# Task description
Select every line containing the word "Chine" from the material, and copy those lines.
==== Excerpted data
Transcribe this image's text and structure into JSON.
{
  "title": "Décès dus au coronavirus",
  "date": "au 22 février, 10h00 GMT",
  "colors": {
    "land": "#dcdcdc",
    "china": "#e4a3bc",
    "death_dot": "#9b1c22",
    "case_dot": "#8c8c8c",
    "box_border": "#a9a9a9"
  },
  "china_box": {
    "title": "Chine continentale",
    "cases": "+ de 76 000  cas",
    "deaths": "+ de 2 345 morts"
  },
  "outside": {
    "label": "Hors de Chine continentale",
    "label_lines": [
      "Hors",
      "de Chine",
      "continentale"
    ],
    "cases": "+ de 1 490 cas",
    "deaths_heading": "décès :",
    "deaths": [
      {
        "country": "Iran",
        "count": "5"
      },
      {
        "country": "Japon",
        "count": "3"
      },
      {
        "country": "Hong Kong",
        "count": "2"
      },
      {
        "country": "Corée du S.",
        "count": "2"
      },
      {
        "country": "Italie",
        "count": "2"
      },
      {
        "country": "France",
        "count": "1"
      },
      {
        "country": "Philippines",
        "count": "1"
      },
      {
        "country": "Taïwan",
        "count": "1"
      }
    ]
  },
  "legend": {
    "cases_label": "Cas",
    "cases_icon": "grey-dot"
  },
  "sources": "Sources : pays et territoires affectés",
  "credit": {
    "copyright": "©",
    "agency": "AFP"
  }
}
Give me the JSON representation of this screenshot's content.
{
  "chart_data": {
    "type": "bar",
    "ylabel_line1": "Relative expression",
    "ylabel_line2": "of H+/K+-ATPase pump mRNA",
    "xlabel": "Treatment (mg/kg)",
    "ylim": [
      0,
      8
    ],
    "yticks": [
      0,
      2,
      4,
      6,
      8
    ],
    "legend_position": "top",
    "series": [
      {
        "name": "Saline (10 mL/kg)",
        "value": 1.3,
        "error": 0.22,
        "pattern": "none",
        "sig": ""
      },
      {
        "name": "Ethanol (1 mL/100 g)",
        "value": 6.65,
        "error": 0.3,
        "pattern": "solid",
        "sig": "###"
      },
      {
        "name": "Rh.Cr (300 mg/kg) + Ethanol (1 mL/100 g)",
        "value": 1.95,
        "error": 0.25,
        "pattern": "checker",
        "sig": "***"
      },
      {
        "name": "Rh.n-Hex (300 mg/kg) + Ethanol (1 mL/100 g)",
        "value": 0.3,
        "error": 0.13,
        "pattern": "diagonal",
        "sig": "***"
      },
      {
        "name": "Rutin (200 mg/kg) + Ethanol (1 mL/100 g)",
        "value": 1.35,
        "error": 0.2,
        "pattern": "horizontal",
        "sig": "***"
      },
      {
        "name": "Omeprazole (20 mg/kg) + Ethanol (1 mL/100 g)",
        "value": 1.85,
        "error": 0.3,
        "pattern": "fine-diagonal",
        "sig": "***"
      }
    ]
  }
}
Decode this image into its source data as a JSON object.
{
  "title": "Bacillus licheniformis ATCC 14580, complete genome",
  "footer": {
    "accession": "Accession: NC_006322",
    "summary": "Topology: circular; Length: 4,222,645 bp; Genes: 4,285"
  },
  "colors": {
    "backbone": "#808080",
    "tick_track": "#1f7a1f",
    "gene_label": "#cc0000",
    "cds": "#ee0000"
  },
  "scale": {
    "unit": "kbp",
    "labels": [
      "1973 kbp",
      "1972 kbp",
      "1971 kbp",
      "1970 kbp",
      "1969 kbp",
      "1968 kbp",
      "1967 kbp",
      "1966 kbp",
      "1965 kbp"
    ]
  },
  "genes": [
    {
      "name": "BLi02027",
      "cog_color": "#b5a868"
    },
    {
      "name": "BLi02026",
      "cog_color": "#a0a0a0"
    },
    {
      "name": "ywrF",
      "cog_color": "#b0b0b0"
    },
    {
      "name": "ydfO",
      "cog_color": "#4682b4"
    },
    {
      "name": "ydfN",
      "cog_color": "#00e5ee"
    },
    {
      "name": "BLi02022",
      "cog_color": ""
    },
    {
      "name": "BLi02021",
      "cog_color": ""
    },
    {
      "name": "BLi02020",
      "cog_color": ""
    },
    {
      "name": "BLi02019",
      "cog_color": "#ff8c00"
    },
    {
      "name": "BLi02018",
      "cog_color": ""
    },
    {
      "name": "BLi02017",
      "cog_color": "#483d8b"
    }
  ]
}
========
# Completed task
    "title": "Chine continentale",
    "label": "Hors de Chine continentale",
      "de Chine",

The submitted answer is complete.